Items from a data source:
────────────────────

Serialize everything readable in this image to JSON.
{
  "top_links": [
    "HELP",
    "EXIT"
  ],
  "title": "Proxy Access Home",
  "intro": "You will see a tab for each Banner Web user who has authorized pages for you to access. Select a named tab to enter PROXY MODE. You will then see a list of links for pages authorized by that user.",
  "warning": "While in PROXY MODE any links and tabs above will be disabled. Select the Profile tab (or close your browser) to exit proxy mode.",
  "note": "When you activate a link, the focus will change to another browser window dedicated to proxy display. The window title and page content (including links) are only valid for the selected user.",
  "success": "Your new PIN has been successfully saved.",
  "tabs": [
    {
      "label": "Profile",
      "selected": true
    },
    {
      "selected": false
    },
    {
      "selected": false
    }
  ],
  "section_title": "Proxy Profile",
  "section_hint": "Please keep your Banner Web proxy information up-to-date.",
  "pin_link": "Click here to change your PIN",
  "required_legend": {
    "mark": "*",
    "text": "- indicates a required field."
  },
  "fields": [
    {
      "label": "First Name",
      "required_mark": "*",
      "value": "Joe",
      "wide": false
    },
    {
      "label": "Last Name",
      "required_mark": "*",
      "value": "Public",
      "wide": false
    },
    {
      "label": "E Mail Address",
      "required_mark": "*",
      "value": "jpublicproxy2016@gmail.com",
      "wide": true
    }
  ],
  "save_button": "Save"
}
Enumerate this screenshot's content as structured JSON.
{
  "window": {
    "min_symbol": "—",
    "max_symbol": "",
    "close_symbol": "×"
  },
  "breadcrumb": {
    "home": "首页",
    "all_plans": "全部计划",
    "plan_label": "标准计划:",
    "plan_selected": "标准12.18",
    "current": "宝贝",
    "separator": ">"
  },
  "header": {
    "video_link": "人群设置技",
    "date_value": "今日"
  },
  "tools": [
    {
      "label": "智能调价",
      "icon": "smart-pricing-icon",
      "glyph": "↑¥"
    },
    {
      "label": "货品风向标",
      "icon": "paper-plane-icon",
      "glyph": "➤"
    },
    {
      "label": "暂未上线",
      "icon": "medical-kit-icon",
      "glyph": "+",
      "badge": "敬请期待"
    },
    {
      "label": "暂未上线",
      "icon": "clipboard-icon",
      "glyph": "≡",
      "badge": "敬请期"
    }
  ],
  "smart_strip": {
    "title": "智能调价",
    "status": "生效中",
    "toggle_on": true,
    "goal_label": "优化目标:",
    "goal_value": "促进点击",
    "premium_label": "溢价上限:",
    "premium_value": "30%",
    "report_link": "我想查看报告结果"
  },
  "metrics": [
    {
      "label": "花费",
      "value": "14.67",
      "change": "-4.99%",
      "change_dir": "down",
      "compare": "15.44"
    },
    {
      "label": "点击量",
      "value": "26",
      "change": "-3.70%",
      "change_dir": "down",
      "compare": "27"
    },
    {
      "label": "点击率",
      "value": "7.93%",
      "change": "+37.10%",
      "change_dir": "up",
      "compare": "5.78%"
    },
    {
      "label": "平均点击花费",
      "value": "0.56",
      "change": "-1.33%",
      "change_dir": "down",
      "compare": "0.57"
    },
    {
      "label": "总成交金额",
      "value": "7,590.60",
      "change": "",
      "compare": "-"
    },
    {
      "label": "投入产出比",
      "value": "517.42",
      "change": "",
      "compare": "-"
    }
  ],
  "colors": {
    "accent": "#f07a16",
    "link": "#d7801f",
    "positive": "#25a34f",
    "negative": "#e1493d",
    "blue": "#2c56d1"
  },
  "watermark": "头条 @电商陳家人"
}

────────────────────

THE TASK:
All of the entries above need to be reproduced exactly.

TASK RESULT:
Serialize everything readable in this image to JSON.
{
  "top_links": [
    "HELP",
    "EXIT"
  ],
  "title": "Proxy Access Home",
  "intro": "You will see a tab for each Banner Web user who has authorized pages for you to access. Select a named tab to enter PROXY MODE. You will then see a list of links for pages authorized by that user.",
  "warning": "While in PROXY MODE any links and tabs above will be disabled. Select the Profile tab (or close your browser) to exit proxy mode.",
  "note": "When you activate a link, the focus will change to another browser window dedicated to proxy display. The window title and page content (including links) are only valid for the selected user.",
  "success": "Your new PIN has been successfully saved.",
  "tabs": [
    {
      "label": "Profile",
      "selected": true
    },
    {
      "selected": false
    },
    {
      "selected": false
    }
  ],
  "section_title": "Proxy Profile",
  "section_hint": "Please keep your Banner Web proxy information up-to-date.",
  "pin_link": "Click here to change your PIN",
  "required_legend": {
    "mark": "*",
    "text": "- indicates a required field."
  },
  "fields": [
    {
      "label": "First Name",
      "required_mark": "*",
      "value": "Joe",
      "wide": false
    },
    {
      "label": "Last Name",
      "required_mark": "*",
      "value": "Public",
      "wide": false
    },
    {
      "label": "E Mail Address",
      "required_mark": "*",
      "value": "jpublicproxy2016@gmail.com",
      "wide": true
    }
  ],
  "save_button": "Save"
}
Enumerate this screenshot's content as structured JSON.
{
  "window": {
    "min_symbol": "—",
    "max_symbol": "",
    "close_symbol": "×"
  },
  "breadcrumb": {
    "home": "首页",
    "all_plans": "全部计划",
    "plan_label": "标准计划:",
    "plan_selected": "标准12.18",
    "current": "宝贝",
    "separator": ">"
  },
  "header": {
    "video_link": "人群设置技",
    "date_value": "今日"
  },
  "tools": [
    {
      "label": "智能调价",
      "icon": "smart-pricing-icon",
      "glyph": "↑¥"
    },
    {
      "label": "货品风向标",
      "icon": "paper-plane-icon",
      "glyph": "➤"
    },
    {
      "label": "暂未上线",
      "icon": "medical-kit-icon",
      "glyph": "+",
      "badge": "敬请期待"
    },
    {
      "label": "暂未上线",
      "icon": "clipboard-icon",
      "glyph": "≡",
      "badge": "敬请期"
    }
  ],
  "smart_strip": {
    "title": "智能调价",
    "status": "生效中",
    "toggle_on": true,
    "goal_label": "优化目标:",
    "goal_value": "促进点击",
    "premium_label": "溢价上限:",
    "premium_value": "30%",
    "report_link": "我想查看报告结果"
  },
  "metrics": [
    {
      "label": "花费",
      "value": "14.67",
      "change": "-4.99%",
      "change_dir": "down",
      "compare": "15.44"
    },
    {
      "label": "点击量",
      "value": "26",
      "change": "-3.70%",
      "change_dir": "down",
      "compare": "27"
    },
    {
      "label": "点击率",
      "value": "7.93%",
      "change": "+37.10%",
      "change_dir": "up",
      "compare": "5.78%"
    },
    {
      "label": "平均点击花费",
      "value": "0.56",
      "change": "-1.33%",
      "change_dir": "down",
      "compare": "0.57"
    },
    {
      "label": "总成交金额",
      "value": "7,590.60",
      "change": "",
      "compare": "-"
    },
    {
      "label": "投入产出比",
      "value": "517.42",
      "change": "",
      "compare": "-"
    }
  ],
  "colors": {
    "accent": "#f07a16",
    "link": "#d7801f",
    "positive": "#25a34f",
    "negative": "#e1493d",
    "blue": "#2c56d1"
  },
  "watermark": "头条 @电商陳家人"
}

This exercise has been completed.